**Required work**
How many lines in these records hold the string "this"? State only that number.

**Record list**
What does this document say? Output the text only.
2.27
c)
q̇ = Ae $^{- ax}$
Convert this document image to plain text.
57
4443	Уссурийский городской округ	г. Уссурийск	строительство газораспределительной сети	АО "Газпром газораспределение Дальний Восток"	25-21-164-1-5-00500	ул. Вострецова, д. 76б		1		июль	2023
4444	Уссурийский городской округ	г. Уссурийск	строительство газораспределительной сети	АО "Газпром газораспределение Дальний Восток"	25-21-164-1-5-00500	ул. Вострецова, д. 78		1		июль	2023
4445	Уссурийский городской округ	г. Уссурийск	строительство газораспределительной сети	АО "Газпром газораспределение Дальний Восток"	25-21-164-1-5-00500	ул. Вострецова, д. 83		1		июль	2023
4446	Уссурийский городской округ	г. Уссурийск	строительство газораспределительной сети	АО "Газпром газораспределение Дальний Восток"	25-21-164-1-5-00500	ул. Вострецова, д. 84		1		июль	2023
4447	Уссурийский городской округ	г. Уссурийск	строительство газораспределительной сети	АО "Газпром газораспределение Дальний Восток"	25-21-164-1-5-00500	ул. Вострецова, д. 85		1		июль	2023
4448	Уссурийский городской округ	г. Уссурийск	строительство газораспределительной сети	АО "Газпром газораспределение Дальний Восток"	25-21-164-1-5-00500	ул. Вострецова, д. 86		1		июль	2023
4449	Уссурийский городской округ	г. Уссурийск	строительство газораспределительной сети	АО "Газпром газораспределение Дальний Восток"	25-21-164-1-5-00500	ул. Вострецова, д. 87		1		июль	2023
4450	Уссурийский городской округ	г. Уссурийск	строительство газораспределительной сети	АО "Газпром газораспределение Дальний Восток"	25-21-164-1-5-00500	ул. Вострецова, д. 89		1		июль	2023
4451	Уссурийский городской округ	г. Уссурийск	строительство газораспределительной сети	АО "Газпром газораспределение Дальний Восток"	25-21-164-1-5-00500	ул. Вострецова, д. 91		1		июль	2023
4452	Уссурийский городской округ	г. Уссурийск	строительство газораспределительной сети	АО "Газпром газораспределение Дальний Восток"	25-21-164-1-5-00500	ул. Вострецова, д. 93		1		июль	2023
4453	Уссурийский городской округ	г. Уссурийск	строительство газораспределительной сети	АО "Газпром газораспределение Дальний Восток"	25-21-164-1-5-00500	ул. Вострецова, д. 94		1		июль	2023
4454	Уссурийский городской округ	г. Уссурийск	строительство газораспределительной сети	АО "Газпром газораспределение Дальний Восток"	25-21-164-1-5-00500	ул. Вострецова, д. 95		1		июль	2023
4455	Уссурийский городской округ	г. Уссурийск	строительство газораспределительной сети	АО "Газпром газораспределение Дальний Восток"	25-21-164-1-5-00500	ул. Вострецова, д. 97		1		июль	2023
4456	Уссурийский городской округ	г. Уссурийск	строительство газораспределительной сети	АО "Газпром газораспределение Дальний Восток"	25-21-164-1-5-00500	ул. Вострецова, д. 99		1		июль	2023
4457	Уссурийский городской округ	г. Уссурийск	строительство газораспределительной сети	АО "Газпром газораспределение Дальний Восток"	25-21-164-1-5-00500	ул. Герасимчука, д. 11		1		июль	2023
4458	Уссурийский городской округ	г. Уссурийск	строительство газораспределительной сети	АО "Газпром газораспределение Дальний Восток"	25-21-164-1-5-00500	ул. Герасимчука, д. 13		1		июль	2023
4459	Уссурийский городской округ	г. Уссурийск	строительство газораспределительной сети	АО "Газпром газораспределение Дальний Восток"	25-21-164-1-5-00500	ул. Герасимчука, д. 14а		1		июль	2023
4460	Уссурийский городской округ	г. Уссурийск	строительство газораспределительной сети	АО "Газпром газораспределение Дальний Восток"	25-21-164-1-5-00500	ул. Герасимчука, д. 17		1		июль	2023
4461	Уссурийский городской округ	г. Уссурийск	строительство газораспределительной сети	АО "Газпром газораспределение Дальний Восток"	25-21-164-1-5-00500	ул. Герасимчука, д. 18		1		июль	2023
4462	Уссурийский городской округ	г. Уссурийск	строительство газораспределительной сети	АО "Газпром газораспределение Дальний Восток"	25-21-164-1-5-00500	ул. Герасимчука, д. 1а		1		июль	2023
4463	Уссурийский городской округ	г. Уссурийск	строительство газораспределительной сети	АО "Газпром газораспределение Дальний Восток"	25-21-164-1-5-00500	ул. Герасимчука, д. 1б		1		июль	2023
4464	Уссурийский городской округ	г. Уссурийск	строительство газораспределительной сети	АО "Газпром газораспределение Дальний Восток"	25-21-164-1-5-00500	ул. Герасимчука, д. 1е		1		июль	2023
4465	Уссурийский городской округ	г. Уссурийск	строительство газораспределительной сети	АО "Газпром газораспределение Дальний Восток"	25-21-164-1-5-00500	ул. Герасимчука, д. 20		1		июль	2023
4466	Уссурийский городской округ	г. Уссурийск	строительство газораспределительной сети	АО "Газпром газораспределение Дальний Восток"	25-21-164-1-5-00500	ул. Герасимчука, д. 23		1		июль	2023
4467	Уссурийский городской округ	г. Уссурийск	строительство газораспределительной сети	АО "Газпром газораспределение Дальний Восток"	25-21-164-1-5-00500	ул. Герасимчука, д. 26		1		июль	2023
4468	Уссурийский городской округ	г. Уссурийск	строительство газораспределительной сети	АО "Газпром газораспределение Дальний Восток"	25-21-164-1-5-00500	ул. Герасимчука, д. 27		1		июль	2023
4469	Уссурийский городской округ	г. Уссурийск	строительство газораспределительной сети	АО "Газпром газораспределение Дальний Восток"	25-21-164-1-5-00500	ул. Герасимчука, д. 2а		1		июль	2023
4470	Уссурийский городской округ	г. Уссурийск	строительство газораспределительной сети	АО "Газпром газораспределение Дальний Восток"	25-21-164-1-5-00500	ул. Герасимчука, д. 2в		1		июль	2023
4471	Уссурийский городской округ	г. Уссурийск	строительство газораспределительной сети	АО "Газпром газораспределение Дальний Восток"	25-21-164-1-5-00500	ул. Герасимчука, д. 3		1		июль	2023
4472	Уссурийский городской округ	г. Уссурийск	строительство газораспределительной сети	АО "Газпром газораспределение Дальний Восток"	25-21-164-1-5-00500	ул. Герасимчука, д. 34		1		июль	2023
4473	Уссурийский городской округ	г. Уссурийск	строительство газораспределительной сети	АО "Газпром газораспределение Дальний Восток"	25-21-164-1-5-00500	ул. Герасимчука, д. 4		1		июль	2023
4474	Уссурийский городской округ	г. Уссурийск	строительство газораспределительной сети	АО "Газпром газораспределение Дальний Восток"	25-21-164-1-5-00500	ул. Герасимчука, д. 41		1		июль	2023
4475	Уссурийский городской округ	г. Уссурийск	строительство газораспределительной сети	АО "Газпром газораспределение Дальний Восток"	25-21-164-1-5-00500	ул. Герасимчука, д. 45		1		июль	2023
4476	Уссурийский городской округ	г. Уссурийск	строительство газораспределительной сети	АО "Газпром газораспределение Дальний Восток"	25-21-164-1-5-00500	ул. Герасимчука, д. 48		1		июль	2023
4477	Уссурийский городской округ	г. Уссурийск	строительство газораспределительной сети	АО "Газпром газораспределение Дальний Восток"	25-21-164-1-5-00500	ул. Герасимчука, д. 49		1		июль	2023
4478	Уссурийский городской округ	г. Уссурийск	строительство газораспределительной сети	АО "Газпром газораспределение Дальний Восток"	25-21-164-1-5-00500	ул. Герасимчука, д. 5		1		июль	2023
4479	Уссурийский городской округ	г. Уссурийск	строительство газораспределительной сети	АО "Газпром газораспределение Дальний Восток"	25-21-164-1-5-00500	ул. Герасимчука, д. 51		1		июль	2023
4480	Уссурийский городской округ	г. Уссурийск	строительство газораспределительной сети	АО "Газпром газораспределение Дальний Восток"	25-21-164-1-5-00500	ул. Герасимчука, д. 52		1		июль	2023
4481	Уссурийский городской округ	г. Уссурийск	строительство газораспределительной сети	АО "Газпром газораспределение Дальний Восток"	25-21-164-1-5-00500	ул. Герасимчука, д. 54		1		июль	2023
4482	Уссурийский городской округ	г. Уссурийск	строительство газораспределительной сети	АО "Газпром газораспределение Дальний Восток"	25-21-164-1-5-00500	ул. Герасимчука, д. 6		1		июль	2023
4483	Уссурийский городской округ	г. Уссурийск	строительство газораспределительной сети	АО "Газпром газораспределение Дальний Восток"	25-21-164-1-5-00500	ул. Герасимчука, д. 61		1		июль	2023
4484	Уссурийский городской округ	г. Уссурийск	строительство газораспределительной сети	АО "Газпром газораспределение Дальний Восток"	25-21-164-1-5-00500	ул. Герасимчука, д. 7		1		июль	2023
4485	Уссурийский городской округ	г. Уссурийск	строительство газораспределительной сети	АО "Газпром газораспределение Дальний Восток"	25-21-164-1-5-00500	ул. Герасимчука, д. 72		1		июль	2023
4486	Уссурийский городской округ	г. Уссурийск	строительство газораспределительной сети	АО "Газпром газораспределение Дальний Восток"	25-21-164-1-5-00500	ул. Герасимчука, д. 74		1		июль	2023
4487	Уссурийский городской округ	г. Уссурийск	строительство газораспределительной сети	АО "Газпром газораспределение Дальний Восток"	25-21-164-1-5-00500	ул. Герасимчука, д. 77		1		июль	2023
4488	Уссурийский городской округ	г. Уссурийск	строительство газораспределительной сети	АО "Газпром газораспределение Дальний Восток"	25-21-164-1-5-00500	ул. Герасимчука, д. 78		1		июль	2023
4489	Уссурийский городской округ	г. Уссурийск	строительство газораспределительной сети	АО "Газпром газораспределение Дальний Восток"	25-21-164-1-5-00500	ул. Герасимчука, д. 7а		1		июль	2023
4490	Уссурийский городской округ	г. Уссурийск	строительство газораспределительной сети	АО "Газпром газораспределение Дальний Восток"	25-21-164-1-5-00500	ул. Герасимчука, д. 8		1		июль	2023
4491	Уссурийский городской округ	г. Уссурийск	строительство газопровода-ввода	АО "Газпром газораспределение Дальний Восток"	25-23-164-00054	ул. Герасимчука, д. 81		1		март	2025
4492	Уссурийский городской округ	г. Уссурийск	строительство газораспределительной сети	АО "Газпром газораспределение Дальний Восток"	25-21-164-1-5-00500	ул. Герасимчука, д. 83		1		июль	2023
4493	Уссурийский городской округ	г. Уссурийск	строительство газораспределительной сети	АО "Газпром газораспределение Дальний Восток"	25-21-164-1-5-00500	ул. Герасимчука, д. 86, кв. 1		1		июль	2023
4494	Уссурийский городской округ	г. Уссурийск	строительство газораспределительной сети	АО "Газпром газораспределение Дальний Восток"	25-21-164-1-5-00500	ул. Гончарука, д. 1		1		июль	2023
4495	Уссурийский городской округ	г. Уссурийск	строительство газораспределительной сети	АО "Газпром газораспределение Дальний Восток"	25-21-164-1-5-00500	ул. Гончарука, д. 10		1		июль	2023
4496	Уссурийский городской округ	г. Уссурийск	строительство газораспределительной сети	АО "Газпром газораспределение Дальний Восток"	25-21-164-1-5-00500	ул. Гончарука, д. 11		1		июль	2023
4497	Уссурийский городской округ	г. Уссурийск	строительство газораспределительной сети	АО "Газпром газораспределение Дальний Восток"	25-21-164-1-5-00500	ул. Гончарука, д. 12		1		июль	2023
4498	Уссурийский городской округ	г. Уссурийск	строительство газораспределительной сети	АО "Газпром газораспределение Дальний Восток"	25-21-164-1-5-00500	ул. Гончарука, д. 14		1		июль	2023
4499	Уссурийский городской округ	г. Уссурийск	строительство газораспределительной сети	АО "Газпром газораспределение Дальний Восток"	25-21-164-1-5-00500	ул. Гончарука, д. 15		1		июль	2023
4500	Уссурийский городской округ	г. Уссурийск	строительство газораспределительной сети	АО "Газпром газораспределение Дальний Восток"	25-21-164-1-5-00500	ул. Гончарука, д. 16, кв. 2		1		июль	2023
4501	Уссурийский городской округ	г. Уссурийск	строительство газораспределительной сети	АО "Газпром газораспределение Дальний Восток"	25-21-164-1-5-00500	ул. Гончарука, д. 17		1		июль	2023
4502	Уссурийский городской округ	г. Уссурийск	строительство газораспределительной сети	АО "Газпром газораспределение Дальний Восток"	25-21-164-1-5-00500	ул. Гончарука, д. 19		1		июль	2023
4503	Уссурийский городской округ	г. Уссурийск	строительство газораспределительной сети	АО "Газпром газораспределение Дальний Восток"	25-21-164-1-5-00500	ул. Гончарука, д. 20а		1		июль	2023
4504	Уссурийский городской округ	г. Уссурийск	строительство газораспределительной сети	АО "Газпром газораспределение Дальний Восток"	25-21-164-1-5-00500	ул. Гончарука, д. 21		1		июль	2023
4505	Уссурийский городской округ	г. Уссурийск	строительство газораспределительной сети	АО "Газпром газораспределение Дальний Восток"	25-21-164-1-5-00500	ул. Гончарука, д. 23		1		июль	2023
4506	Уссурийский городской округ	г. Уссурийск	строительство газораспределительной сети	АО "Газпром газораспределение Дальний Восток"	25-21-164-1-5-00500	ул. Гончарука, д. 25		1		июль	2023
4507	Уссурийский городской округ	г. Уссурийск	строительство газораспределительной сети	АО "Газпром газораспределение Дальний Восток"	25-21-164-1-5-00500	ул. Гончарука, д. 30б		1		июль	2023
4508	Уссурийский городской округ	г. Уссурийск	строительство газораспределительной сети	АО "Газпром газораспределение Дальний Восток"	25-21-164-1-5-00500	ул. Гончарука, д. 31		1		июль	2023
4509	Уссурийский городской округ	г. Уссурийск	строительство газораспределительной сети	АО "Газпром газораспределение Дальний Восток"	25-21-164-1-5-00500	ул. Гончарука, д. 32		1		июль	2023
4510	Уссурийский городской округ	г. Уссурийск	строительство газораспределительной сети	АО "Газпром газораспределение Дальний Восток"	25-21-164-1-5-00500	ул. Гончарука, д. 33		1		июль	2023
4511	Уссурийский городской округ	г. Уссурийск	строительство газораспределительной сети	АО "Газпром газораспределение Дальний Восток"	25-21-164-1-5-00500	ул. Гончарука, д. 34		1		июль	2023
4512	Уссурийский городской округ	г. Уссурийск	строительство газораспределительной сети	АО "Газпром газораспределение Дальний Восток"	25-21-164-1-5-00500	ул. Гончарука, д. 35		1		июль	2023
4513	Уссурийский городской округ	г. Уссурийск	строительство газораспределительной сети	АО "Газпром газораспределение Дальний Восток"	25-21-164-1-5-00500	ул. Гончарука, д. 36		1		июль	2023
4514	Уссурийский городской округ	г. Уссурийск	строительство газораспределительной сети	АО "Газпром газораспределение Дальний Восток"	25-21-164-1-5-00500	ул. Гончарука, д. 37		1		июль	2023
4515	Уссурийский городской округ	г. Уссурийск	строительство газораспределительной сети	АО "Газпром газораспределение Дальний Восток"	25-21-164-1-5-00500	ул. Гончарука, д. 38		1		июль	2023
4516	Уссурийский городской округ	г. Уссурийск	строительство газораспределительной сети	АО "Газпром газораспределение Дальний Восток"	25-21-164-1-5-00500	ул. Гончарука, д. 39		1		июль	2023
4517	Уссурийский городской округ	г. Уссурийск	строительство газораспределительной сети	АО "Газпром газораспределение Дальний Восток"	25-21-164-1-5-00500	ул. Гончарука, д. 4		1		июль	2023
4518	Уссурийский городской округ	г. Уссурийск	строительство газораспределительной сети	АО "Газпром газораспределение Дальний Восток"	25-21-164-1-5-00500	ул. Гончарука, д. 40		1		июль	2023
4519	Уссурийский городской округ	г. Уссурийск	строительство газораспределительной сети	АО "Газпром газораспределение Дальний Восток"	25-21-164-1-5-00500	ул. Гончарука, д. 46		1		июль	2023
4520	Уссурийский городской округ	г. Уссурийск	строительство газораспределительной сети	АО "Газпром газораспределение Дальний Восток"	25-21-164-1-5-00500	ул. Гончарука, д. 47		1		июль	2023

**Right answer**
2